Written request
Every record must be written out once more, with nothing added or omitted.

Supplied data
= = = = =

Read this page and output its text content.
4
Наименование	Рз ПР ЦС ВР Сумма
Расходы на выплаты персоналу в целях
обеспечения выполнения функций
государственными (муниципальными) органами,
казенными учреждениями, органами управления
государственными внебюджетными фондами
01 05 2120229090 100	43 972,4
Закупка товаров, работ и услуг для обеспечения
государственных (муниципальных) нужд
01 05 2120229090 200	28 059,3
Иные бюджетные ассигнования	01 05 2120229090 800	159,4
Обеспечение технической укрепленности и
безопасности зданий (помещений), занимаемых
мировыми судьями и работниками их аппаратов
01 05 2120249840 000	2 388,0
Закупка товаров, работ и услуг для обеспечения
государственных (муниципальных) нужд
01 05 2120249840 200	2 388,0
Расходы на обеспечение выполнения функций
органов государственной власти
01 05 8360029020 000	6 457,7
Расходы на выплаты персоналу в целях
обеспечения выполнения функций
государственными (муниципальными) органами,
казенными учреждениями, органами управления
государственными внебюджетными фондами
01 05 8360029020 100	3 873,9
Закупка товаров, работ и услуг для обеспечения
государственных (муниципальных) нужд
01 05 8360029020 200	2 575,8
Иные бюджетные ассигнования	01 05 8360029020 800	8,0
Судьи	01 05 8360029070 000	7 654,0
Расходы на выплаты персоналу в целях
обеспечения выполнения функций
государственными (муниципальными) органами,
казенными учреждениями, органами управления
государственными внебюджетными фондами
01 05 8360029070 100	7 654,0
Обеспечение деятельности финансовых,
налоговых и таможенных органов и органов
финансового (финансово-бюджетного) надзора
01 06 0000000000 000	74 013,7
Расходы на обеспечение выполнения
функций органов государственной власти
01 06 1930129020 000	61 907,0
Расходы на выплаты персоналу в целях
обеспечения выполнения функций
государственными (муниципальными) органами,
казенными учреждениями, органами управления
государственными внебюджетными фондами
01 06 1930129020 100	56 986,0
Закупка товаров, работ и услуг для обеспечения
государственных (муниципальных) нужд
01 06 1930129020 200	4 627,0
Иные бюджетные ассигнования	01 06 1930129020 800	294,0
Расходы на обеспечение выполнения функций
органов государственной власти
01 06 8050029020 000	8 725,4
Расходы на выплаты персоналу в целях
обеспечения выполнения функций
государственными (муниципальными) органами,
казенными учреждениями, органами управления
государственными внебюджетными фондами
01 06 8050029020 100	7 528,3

= = = = =

Reply to the task
Read this page and output its text content.
4
Наименование	Рз ПР ЦС ВР Сумма
Расходы на выплаты персоналу в целях
обеспечения выполнения функций
государственными (муниципальными) органами,
казенными учреждениями, органами управления
государственными внебюджетными фондами
01 05 2120229090 100	43 972,4
Закупка товаров, работ и услуг для обеспечения
государственных (муниципальных) нужд
01 05 2120229090 200	28 059,3
Иные бюджетные ассигнования	01 05 2120229090 800	159,4
Обеспечение технической укрепленности и
безопасности зданий (помещений), занимаемых
мировыми судьями и работниками их аппаратов
01 05 2120249840 000	2 388,0
Закупка товаров, работ и услуг для обеспечения
государственных (муниципальных) нужд
01 05 2120249840 200	2 388,0
Расходы на обеспечение выполнения функций
органов государственной власти
01 05 8360029020 000	6 457,7
Расходы на выплаты персоналу в целях
обеспечения выполнения функций
государственными (муниципальными) органами,
казенными учреждениями, органами управления
государственными внебюджетными фондами
01 05 8360029020 100	3 873,9
Закупка товаров, работ и услуг для обеспечения
государственных (муниципальных) нужд
01 05 8360029020 200	2 575,8
Иные бюджетные ассигнования	01 05 8360029020 800	8,0
Судьи	01 05 8360029070 000	7 654,0
Расходы на выплаты персоналу в целях
обеспечения выполнения функций
государственными (муниципальными) органами,
казенными учреждениями, органами управления
государственными внебюджетными фондами
01 05 8360029070 100	7 654,0
Обеспечение деятельности финансовых,
налоговых и таможенных органов и органов
финансового (финансово-бюджетного) надзора
01 06 0000000000 000	74 013,7
Расходы на обеспечение выполнения
функций органов государственной власти
01 06 1930129020 000	61 907,0
Расходы на выплаты персоналу в целях
обеспечения выполнения функций
государственными (муниципальными) органами,
казенными учреждениями, органами управления
государственными внебюджетными фондами
01 06 1930129020 100	56 986,0
Закупка товаров, работ и услуг для обеспечения
государственных (муниципальных) нужд
01 06 1930129020 200	4 627,0
Иные бюджетные ассигнования	01 06 1930129020 800	294,0
Расходы на обеспечение выполнения функций
органов государственной власти
01 06 8050029020 000	8 725,4
Расходы на выплаты персоналу в целях
обеспечения выполнения функций
государственными (муниципальными) органами,
казенными учреждениями, органами управления
государственными внебюджетными фондами
01 06 8050029020 100	7 528,3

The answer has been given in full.